(What you should do)
Look for "security" in the listing below. Gather each line that contains it.

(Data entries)
┌──

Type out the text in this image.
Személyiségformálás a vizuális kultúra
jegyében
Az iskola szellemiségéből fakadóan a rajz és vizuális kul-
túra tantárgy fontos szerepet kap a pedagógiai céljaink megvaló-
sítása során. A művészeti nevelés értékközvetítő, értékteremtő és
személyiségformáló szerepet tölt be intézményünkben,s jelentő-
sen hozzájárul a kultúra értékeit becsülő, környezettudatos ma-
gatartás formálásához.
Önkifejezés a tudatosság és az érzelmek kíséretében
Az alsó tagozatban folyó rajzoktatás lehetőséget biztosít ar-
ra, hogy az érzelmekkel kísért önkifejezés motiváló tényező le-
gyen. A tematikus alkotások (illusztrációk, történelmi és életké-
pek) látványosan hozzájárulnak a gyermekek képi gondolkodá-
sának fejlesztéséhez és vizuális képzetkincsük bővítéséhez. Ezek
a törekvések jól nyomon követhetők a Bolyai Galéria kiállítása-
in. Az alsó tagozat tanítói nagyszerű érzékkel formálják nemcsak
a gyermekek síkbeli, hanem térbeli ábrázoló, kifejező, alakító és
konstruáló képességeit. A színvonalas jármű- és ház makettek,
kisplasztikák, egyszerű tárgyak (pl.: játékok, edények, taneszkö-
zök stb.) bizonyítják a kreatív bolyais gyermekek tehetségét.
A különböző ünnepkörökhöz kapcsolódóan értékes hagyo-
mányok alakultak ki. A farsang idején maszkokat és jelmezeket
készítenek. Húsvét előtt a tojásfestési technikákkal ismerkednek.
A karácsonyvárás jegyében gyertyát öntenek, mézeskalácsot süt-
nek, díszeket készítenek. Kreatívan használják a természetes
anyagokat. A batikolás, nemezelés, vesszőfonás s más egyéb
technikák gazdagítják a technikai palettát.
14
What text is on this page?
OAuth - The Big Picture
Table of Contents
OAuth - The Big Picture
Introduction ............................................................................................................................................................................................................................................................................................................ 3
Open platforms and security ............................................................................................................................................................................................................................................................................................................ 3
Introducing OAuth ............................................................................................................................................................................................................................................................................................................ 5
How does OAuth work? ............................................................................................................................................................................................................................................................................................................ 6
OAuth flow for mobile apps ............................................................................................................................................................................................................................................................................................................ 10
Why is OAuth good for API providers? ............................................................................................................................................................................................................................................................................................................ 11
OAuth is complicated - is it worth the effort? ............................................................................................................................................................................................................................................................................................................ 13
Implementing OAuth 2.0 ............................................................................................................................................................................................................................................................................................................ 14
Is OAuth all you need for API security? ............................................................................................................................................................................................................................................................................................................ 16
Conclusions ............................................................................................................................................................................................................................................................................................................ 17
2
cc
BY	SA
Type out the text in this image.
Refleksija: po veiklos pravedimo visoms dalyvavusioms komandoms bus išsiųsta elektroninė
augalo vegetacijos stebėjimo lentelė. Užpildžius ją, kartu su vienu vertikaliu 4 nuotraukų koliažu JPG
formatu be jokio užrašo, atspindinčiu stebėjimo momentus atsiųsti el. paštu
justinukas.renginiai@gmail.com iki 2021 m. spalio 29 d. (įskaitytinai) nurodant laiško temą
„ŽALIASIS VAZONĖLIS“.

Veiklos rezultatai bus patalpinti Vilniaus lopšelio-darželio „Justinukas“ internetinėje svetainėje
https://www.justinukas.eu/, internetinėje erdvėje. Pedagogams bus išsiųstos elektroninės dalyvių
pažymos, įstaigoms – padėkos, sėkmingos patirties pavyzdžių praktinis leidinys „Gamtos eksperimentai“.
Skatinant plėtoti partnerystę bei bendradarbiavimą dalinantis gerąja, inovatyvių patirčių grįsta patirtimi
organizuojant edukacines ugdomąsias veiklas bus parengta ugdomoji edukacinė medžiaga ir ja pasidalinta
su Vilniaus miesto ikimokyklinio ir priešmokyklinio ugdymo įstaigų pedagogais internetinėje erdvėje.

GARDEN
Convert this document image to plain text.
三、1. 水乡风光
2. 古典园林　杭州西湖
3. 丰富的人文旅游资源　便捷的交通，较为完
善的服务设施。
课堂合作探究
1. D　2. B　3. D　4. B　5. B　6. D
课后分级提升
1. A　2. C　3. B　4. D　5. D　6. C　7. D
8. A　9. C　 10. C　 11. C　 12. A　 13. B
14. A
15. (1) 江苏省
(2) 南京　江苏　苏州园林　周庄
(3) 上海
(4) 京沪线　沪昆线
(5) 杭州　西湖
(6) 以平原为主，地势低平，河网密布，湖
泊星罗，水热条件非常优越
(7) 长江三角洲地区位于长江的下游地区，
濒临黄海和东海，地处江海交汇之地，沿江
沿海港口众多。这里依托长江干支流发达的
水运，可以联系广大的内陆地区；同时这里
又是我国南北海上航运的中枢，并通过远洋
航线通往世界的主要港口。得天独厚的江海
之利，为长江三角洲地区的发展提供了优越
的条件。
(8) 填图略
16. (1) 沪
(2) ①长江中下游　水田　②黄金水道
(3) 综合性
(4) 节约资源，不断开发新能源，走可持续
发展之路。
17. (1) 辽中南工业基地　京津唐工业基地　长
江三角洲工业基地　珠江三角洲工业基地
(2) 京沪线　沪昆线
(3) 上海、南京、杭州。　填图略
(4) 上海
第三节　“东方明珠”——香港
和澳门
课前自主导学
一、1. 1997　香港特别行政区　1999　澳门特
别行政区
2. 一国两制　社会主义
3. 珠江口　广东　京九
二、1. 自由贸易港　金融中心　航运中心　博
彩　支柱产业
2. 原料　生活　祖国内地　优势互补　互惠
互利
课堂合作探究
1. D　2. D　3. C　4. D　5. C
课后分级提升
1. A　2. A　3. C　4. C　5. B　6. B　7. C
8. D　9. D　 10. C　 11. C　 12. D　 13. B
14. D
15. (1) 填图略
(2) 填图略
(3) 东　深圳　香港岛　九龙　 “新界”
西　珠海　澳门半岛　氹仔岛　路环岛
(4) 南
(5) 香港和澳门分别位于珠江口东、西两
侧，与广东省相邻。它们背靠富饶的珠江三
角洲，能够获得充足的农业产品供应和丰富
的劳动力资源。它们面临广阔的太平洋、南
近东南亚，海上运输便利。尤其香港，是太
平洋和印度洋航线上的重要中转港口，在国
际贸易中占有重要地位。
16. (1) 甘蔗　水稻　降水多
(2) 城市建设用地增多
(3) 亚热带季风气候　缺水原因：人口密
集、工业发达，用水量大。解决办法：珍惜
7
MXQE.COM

└──

(Result of this exercise)
Open platforms and security ............................................................................................................................................................................................................................................................................................................ 3
Is OAuth all you need for API security? ............................................................................................................................................................................................................................................................................................................ 16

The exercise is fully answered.